__WORK TO DO__:
Reproduce all the material exactly, minus any pictures it holds.

__SUPPLIED RECORDS__:
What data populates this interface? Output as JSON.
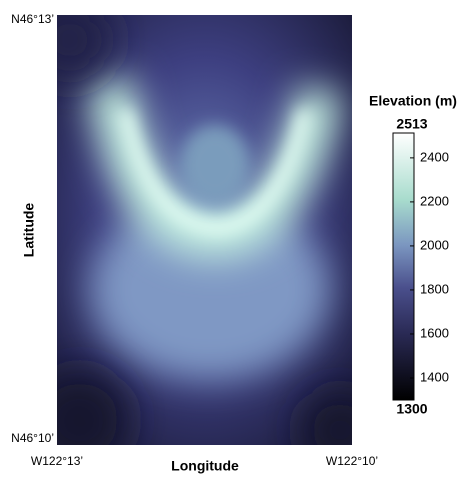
{
  "chart_data": {
    "type": "heatmap",
    "xlabel": "Longitude",
    "ylabel": "Latitude",
    "xlim": [
      -122.21667,
      -122.16667
    ],
    "xticks": [
      {
        "value": -122.21667,
        "label": "W122°13’"
      },
      {
        "value": -122.16667,
        "label": "W122°10’"
      }
    ],
    "ylim": [
      46.16667,
      46.21667
    ],
    "yticks": [
      {
        "value": 46.21667,
        "label": "N46°13’"
      },
      {
        "value": 46.16667,
        "label": "N46°10’"
      }
    ],
    "colorbar_label": "Elevation (m)",
    "clim": [
      1300,
      2513
    ],
    "cticks": [
      1400,
      1600,
      1800,
      2000,
      2200,
      2400
    ]
  }
}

__CORRECT ANSWER__:
What data populates this interface? Output as JSON.
{
  "chart_data": {
    "type": "heatmap",
    "xlabel": "Longitude",
    "ylabel": "Latitude",
    "xlim": [
      -122.21667,
      -122.16667
    ],
    "xticks": [
      {
        "value": -122.21667,
        "label": "W122°13’"
      },
      {
        "value": -122.16667,
        "label": "W122°10’"
      }
    ],
    "ylim": [
      46.16667,
      46.21667
    ],
    "yticks": [
      {
        "value": 46.21667,
        "label": "N46°13’"
      },
      {
        "value": 46.16667,
        "label": "N46°10’"
      }
    ],
    "colorbar_label": "Elevation (m)",
    "clim": [
      1300,
      2513
    ],
    "cticks": [
      1400,
      1600,
      1800,
      2000,
      2200,
      2400
    ]
  }
}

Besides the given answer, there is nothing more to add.